- Page text:
━━━

[News] Does LAPD’s reporting on our ‘suspicious behavior’ protect us from terrorism?

Anti-Imperialist News news at freedomarchives.org
Mon Apr 8 11:18:22 EDT 2013


  Does LAPD’s reporting on our ‘suspicious behavior’ protect us from
  terrorism?

April 1, 2013
By Dan Bluemel <http://www.laactivist.com/author/danbluemel/>
http://www.kcsb.org/blog/2013/04/01/nancy-kurshan-no-alibis-32013-prison-security-units-podcast/

Nearly every day Los Angles police file reports on someone for their 
simply being suspicious. Suspicious of what, however, is unclear.

It is part of the Los Angeles Police Department’s suspicious activity 
reporting program, which is touted as a first line of defense against 
possible terrorist attacks. Though law enforcement praises the reporting 
system, significant questions are being raised as to the program’s 
effectiveness and transparency.

*LA’s war on terrorism*

Since March 2008, when the reporting program began, to July 2012, over 
4,000 suspicious activity reports, or SARs, have been filed on 
Angelenos. Public records requests filed by the Stop LAPD Spying 
Coalition <http://stoplapdspying.org/> have revealed that of the 3,001 
SARs sent to a fusion center, a local information-sharing hub in Norwalk 
where the reports would be entered into national databases, 80 percent 
were found to be useless.

━━━

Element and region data
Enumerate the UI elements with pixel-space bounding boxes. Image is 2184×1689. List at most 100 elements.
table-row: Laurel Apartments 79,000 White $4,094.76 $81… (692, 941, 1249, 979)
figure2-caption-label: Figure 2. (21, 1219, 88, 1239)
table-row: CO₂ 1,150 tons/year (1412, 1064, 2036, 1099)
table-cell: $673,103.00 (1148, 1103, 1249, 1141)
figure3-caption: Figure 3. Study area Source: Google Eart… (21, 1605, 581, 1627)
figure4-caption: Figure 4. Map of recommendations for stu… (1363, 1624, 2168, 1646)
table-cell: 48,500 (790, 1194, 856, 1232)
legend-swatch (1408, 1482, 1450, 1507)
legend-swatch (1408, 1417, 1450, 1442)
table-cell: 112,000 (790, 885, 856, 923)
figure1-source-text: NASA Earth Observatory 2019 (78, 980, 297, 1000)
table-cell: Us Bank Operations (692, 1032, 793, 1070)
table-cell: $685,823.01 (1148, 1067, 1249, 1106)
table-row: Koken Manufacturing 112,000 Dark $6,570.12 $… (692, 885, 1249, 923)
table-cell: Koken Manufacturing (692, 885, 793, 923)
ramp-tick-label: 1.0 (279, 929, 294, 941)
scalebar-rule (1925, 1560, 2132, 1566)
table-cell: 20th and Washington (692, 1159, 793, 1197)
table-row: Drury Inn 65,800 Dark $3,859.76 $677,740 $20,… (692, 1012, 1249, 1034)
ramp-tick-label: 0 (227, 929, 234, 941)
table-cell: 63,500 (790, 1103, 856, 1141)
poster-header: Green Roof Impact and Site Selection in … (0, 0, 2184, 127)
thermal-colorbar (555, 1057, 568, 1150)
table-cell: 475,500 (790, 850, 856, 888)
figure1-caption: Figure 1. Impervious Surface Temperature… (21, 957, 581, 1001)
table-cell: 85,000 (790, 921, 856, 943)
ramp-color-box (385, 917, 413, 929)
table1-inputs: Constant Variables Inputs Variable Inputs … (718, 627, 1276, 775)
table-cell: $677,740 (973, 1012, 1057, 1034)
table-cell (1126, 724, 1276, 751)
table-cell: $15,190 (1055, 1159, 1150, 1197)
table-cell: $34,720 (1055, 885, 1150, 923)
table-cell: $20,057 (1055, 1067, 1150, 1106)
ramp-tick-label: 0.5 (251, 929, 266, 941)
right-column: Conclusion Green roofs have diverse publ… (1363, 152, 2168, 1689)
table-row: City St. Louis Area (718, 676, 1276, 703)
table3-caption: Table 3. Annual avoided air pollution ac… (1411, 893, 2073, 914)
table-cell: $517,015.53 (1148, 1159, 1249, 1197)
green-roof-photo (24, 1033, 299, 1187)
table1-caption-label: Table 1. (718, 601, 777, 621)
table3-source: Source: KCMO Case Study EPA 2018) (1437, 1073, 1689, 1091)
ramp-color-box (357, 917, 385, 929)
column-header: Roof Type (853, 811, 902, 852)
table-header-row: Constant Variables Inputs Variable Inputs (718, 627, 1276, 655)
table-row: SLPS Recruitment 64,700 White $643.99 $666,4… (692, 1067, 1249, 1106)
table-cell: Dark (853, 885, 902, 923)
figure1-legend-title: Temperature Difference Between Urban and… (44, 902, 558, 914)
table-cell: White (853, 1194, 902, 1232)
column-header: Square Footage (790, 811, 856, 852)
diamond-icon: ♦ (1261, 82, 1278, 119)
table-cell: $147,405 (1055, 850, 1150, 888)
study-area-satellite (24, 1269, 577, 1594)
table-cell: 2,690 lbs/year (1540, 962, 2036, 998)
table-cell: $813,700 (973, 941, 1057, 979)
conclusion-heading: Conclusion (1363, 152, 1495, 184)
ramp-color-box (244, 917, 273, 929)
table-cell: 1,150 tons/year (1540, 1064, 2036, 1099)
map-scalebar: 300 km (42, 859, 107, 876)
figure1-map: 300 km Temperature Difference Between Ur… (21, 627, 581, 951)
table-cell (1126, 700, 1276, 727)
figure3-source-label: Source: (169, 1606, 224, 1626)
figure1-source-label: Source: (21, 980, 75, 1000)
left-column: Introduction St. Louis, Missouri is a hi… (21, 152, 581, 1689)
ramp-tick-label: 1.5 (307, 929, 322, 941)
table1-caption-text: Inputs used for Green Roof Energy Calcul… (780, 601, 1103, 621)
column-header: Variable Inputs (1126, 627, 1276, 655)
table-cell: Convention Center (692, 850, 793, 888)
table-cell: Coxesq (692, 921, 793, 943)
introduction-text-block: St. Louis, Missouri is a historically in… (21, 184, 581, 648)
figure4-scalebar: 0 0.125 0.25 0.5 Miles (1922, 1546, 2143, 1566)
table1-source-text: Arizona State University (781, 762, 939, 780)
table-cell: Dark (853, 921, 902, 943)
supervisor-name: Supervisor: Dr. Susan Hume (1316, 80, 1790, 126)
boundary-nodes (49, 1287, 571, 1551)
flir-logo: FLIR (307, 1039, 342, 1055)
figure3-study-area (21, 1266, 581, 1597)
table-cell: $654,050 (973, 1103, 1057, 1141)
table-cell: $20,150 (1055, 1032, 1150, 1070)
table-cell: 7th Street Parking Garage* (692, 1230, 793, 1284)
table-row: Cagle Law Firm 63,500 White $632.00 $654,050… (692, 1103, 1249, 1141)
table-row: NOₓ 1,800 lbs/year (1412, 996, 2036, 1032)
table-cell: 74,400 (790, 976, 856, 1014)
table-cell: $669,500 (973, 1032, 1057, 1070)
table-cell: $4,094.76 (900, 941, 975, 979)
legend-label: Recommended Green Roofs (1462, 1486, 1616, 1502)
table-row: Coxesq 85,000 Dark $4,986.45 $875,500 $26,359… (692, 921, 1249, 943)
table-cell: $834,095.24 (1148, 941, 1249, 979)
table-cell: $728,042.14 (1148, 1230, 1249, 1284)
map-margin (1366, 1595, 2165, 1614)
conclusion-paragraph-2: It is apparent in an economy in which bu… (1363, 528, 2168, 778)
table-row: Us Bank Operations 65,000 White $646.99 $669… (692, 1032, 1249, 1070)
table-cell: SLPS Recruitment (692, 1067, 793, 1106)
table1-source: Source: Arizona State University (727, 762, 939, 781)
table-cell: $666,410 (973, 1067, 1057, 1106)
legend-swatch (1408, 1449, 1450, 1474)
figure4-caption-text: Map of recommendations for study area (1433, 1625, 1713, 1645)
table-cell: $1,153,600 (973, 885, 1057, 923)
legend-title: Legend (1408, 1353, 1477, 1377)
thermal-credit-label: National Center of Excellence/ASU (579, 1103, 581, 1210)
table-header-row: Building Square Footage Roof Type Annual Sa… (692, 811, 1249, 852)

━━━

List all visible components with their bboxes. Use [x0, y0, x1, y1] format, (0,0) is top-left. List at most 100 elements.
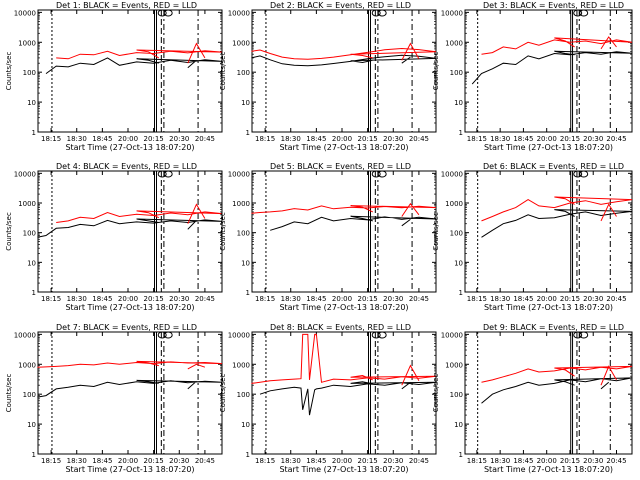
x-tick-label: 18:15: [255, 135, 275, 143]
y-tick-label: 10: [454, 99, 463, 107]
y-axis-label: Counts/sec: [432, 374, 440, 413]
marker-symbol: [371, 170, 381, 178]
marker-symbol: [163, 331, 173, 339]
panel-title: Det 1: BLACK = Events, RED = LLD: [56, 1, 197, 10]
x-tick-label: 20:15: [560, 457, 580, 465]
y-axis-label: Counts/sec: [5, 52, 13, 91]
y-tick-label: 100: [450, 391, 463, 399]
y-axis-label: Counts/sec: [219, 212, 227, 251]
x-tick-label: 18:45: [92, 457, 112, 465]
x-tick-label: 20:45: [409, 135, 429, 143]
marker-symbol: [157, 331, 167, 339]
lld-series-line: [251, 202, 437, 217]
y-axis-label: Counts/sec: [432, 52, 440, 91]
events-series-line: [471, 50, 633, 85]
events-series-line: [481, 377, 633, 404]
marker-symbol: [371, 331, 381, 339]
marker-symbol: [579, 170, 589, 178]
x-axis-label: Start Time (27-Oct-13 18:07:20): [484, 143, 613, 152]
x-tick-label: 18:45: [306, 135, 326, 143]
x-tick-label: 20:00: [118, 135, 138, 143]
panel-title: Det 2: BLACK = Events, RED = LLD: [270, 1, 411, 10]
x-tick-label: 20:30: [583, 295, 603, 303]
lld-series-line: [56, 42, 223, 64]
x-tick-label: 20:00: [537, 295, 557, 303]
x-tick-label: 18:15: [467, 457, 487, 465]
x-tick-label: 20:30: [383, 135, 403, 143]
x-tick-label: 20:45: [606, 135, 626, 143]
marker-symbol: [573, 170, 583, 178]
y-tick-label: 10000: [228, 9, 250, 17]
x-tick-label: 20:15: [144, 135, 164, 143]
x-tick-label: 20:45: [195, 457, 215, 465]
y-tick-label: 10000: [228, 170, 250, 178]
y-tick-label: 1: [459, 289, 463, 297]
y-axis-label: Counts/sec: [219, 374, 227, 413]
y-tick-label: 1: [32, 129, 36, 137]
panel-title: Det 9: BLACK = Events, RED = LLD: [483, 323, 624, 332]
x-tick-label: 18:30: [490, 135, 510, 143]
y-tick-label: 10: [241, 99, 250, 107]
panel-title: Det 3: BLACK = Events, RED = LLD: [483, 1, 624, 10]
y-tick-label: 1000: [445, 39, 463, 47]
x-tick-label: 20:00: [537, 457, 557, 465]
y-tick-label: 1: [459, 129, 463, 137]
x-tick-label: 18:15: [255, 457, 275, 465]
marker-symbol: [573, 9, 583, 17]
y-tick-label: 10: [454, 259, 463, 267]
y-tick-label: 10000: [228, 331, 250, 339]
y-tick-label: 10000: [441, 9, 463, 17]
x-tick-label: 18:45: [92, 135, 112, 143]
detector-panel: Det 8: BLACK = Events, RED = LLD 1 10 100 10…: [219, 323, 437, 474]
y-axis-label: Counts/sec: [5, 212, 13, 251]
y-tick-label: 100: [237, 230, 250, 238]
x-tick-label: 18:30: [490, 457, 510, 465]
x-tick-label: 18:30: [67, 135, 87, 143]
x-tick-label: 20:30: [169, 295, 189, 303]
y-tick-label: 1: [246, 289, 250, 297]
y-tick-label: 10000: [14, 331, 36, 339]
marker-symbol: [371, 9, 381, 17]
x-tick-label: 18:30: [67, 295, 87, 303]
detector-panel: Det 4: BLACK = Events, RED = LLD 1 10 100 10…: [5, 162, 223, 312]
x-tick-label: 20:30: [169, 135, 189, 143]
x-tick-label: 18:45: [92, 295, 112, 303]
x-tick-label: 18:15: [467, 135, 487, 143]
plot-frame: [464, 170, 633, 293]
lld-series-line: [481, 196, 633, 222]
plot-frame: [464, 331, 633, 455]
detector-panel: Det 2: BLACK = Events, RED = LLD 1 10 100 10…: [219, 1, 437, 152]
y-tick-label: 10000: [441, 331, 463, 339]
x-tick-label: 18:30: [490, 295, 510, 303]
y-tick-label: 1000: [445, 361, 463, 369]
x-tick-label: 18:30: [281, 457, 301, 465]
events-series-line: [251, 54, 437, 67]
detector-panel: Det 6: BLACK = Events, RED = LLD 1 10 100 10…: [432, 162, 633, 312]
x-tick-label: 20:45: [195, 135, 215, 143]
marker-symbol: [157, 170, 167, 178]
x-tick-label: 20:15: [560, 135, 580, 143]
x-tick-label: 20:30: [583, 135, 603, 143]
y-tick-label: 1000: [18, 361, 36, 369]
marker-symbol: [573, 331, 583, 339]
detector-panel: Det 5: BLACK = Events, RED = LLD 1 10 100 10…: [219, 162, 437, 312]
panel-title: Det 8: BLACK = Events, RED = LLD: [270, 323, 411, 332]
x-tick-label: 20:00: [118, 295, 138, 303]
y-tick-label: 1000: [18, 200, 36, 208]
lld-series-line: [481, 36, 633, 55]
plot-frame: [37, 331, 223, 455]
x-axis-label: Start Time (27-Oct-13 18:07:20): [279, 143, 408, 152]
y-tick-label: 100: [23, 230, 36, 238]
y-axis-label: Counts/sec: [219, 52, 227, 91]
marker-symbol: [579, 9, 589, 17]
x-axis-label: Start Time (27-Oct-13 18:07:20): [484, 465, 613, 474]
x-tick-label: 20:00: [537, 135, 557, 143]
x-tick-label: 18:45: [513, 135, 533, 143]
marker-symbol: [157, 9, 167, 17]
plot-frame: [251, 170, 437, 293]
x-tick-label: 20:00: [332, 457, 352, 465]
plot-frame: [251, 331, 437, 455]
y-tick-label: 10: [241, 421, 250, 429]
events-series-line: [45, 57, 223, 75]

━━━

- Exercises:
a) In the LAPD article, what share of the 3,001 reports sent to the fusion center were found to be useless?
b) Reproduce the LAPD article word for word, starting with "April 1, 2013" and going on through "however, is unclear.".

- In response:
a) 80 percent

b)
April 1, 2013
By Dan Bluemel <http://www.laactivist.com/author/danbluemel/>
http://www.kcsb.org/blog/2013/04/01/nancy-kurshan-no-alibis-32013-prison-security-units-podcast/

Nearly every day Los Angles police file reports on someone for their 
simply being suspicious. Suspicious of what, however, is unclear.